Stored rows:

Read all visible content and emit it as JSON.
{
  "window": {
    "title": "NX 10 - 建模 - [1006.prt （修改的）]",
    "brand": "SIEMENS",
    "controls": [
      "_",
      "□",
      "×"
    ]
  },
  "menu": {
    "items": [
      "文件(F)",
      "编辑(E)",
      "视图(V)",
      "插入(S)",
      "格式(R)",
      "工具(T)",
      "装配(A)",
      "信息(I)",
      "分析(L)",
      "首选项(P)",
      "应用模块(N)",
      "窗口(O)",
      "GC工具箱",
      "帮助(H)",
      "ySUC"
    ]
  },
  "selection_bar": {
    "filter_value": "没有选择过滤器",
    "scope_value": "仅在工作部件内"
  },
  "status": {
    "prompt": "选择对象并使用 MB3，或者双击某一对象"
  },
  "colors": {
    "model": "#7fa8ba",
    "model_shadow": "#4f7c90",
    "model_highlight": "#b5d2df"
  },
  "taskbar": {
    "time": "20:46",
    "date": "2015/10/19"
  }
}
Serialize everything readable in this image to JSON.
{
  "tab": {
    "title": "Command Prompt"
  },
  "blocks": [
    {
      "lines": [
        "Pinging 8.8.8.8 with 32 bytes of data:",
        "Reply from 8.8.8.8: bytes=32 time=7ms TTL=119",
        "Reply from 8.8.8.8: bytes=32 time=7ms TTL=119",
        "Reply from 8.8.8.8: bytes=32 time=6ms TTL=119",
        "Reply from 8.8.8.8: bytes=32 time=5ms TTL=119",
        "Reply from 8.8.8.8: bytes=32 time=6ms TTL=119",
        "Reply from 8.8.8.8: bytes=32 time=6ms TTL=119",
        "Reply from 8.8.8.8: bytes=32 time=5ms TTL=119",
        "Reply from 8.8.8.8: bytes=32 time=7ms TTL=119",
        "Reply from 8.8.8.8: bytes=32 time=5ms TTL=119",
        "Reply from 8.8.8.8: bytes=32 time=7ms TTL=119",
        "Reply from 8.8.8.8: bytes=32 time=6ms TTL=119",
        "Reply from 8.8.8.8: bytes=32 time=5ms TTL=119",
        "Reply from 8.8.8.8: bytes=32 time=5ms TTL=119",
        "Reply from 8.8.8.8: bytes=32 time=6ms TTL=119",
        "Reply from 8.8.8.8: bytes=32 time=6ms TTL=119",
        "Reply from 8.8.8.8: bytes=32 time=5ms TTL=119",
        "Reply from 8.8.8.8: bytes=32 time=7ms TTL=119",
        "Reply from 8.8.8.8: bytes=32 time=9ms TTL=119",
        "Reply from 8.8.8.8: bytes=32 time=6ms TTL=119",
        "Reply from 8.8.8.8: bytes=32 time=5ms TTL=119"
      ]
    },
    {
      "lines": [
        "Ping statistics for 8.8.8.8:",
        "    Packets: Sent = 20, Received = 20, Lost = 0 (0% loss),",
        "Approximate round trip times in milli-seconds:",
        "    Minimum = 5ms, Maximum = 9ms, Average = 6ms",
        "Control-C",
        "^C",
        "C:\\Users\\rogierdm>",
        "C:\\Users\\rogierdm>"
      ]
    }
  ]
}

Aim of the task:
Print the material once more, exactly.

Answer to the exercise:
Read all visible content and emit it as JSON.
{
  "window": {
    "title": "NX 10 - 建模 - [1006.prt （修改的）]",
    "brand": "SIEMENS",
    "controls": [
      "_",
      "□",
      "×"
    ]
  },
  "menu": {
    "items": [
      "文件(F)",
      "编辑(E)",
      "视图(V)",
      "插入(S)",
      "格式(R)",
      "工具(T)",
      "装配(A)",
      "信息(I)",
      "分析(L)",
      "首选项(P)",
      "应用模块(N)",
      "窗口(O)",
      "GC工具箱",
      "帮助(H)",
      "ySUC"
    ]
  },
  "selection_bar": {
    "filter_value": "没有选择过滤器",
    "scope_value": "仅在工作部件内"
  },
  "status": {
    "prompt": "选择对象并使用 MB3，或者双击某一对象"
  },
  "colors": {
    "model": "#7fa8ba",
    "model_shadow": "#4f7c90",
    "model_highlight": "#b5d2df"
  },
  "taskbar": {
    "time": "20:46",
    "date": "2015/10/19"
  }
}
Serialize everything readable in this image to JSON.
{
  "tab": {
    "title": "Command Prompt"
  },
  "blocks": [
    {
      "lines": [
        "Pinging 8.8.8.8 with 32 bytes of data:",
        "Reply from 8.8.8.8: bytes=32 time=7ms TTL=119",
        "Reply from 8.8.8.8: bytes=32 time=7ms TTL=119",
        "Reply from 8.8.8.8: bytes=32 time=6ms TTL=119",
        "Reply from 8.8.8.8: bytes=32 time=5ms TTL=119",
        "Reply from 8.8.8.8: bytes=32 time=6ms TTL=119",
        "Reply from 8.8.8.8: bytes=32 time=6ms TTL=119",
        "Reply from 8.8.8.8: bytes=32 time=5ms TTL=119",
        "Reply from 8.8.8.8: bytes=32 time=7ms TTL=119",
        "Reply from 8.8.8.8: bytes=32 time=5ms TTL=119",
        "Reply from 8.8.8.8: bytes=32 time=7ms TTL=119",
        "Reply from 8.8.8.8: bytes=32 time=6ms TTL=119",
        "Reply from 8.8.8.8: bytes=32 time=5ms TTL=119",
        "Reply from 8.8.8.8: bytes=32 time=5ms TTL=119",
        "Reply from 8.8.8.8: bytes=32 time=6ms TTL=119",
        "Reply from 8.8.8.8: bytes=32 time=6ms TTL=119",
        "Reply from 8.8.8.8: bytes=32 time=5ms TTL=119",
        "Reply from 8.8.8.8: bytes=32 time=7ms TTL=119",
        "Reply from 8.8.8.8: bytes=32 time=9ms TTL=119",
        "Reply from 8.8.8.8: bytes=32 time=6ms TTL=119",
        "Reply from 8.8.8.8: bytes=32 time=5ms TTL=119"
      ]
    },
    {
      "lines": [
        "Ping statistics for 8.8.8.8:",
        "    Packets: Sent = 20, Received = 20, Lost = 0 (0% loss),",
        "Approximate round trip times in milli-seconds:",
        "    Minimum = 5ms, Maximum = 9ms, Average = 6ms",
        "Control-C",
        "^C",
        "C:\\Users\\rogierdm>",
        "C:\\Users\\rogierdm>"
      ]
    }
  ]
}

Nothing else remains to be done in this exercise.